- **Description of the task**
Transcribe all the records with complete accuracy.

---------- Provided entries ----------

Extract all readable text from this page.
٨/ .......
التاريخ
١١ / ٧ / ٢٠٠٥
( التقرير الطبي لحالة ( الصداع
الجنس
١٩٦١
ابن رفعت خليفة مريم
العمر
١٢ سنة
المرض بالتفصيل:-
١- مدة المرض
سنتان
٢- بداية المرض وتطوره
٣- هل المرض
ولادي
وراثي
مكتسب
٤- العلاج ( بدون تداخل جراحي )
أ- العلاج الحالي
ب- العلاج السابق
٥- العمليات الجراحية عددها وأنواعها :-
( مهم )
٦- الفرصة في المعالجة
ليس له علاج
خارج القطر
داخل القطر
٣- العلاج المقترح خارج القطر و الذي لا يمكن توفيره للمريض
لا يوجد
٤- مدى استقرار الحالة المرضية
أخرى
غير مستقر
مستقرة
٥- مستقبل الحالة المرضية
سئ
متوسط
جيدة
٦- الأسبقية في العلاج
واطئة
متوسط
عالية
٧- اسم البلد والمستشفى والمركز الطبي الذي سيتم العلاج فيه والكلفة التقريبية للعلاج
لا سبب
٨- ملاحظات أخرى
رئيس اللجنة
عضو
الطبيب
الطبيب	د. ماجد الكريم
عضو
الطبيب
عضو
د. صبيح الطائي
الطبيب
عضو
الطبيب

----------

- **Written answer**
Extract all readable text from this page.
٨/ .......
التاريخ
١١ / ٧ / ٢٠٠٥
( التقرير الطبي لحالة ( الصداع
الجنس
١٩٦١
ابن رفعت خليفة مريم
العمر
١٢ سنة
المرض بالتفصيل:-
١- مدة المرض
سنتان
٢- بداية المرض وتطوره
٣- هل المرض
ولادي
وراثي
مكتسب
٤- العلاج ( بدون تداخل جراحي )
أ- العلاج الحالي
ب- العلاج السابق
٥- العمليات الجراحية عددها وأنواعها :-
( مهم )
٦- الفرصة في المعالجة
ليس له علاج
خارج القطر
داخل القطر
٣- العلاج المقترح خارج القطر و الذي لا يمكن توفيره للمريض
لا يوجد
٤- مدى استقرار الحالة المرضية
أخرى
غير مستقر
مستقرة
٥- مستقبل الحالة المرضية
سئ
متوسط
جيدة
٦- الأسبقية في العلاج
واطئة
متوسط
عالية
٧- اسم البلد والمستشفى والمركز الطبي الذي سيتم العلاج فيه والكلفة التقريبية للعلاج
لا سبب
٨- ملاحظات أخرى
رئيس اللجنة
عضو
الطبيب
الطبيب	د. ماجد الكريم
عضو
الطبيب
عضو
د. صبيح الطائي
الطبيب
عضو
الطبيب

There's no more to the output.